◆ **JOB**:
Find every line containing the word "Height" in the records below; report only how many there are.

◆ **THE INPUT**:
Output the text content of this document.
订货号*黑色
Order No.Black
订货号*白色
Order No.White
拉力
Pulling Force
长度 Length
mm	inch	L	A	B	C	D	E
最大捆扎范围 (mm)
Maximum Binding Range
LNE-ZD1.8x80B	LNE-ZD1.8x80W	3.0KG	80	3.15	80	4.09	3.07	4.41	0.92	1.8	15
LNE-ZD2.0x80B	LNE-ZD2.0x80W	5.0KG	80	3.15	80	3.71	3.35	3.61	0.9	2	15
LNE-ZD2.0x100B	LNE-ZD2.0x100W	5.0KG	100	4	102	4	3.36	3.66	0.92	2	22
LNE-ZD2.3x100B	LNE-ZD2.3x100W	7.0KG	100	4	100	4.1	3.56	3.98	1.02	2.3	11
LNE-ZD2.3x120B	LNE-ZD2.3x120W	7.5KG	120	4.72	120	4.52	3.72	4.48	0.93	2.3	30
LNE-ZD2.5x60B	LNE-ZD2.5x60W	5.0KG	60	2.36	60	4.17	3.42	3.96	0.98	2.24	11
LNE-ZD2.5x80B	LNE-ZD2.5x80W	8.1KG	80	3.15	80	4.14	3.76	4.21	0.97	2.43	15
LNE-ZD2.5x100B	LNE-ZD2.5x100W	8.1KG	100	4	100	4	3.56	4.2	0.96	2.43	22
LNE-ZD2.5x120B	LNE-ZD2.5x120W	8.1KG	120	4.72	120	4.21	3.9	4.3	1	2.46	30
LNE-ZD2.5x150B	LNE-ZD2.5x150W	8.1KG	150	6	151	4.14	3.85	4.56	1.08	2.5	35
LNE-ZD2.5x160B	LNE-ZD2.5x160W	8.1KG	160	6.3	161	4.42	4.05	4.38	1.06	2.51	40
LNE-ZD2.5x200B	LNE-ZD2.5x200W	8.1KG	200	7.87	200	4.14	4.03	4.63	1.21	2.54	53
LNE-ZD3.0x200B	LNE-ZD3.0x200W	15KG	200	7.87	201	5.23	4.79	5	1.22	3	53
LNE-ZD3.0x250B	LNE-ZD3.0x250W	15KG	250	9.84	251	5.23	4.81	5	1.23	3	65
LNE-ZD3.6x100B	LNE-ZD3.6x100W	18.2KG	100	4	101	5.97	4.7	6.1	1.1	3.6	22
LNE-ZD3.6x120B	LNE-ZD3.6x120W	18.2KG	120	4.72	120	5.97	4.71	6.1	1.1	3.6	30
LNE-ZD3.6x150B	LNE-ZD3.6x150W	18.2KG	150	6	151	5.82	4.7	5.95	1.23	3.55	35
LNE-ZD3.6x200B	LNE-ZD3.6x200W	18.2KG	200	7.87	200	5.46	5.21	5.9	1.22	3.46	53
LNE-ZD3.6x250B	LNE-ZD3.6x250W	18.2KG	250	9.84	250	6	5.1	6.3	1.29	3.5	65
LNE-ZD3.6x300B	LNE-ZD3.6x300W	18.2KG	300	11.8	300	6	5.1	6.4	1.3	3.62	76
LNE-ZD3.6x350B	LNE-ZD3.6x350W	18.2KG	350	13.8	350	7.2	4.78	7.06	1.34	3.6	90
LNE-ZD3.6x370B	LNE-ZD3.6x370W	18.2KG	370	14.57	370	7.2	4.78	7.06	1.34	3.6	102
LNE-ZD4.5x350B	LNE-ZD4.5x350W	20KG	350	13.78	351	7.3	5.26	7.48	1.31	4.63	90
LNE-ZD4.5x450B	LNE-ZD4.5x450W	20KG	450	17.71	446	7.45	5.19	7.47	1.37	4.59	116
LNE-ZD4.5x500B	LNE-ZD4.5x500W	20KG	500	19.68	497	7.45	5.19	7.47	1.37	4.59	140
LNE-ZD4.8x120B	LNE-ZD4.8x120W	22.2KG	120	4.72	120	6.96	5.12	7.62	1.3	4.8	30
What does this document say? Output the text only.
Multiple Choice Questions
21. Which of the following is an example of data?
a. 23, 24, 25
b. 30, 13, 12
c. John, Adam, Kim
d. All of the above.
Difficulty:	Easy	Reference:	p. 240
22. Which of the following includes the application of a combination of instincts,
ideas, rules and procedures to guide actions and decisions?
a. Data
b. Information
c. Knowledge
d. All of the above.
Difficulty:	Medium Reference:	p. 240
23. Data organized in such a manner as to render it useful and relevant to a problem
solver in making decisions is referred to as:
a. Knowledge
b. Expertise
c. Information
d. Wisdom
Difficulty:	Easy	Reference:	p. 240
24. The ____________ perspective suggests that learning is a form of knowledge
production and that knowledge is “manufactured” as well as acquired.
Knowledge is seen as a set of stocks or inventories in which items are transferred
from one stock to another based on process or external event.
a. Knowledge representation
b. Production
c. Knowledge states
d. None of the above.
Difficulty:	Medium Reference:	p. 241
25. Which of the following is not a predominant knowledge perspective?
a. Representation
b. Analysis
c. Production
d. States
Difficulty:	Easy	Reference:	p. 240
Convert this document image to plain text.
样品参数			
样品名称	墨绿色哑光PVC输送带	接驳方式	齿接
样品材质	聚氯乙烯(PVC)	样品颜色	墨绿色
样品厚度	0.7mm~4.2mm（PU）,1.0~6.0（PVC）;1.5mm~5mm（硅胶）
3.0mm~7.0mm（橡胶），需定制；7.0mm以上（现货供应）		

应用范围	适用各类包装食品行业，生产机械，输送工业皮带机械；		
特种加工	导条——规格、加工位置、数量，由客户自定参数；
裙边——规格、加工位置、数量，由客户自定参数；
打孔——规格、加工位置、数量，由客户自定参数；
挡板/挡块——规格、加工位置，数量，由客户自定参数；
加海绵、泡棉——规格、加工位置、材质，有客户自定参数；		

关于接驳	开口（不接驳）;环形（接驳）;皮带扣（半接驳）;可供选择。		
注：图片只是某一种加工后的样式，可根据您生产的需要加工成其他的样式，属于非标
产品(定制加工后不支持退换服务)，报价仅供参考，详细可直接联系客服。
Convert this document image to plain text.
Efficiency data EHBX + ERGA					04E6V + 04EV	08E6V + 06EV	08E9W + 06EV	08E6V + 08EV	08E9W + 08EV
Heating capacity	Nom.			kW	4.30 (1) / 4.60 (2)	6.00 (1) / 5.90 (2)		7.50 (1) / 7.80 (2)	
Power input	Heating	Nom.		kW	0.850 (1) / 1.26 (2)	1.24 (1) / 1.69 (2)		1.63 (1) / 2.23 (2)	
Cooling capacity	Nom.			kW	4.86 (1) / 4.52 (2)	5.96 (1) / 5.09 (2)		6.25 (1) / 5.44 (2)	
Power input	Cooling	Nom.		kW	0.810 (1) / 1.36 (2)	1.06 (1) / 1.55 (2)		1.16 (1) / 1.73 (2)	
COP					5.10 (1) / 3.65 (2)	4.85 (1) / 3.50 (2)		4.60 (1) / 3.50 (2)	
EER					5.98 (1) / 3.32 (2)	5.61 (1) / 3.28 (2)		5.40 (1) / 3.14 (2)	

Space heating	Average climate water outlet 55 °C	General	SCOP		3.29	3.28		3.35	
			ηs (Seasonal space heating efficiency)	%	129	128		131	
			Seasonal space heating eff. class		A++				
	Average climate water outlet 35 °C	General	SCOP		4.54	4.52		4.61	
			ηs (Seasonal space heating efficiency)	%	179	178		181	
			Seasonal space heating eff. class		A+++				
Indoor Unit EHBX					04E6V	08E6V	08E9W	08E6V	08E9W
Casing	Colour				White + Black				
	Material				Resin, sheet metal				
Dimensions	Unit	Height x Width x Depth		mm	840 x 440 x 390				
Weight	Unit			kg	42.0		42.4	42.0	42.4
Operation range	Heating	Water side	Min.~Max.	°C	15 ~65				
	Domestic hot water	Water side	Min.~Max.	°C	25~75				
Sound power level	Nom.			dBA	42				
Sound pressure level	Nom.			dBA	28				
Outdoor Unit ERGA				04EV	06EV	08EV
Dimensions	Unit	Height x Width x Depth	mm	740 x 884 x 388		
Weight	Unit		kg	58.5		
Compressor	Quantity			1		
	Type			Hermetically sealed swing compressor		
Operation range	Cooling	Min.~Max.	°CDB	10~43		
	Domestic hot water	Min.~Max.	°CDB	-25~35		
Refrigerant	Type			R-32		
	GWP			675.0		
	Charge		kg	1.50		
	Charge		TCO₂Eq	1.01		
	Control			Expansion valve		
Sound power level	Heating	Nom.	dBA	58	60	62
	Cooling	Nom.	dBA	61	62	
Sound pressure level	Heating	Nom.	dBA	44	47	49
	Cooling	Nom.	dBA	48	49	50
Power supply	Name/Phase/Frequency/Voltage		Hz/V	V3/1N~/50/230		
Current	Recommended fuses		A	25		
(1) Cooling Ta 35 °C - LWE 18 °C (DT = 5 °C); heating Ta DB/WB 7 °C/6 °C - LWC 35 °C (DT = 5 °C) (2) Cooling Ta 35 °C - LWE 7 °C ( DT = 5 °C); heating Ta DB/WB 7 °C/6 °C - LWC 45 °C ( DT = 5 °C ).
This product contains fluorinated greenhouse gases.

◆ **THE REPLY**:
2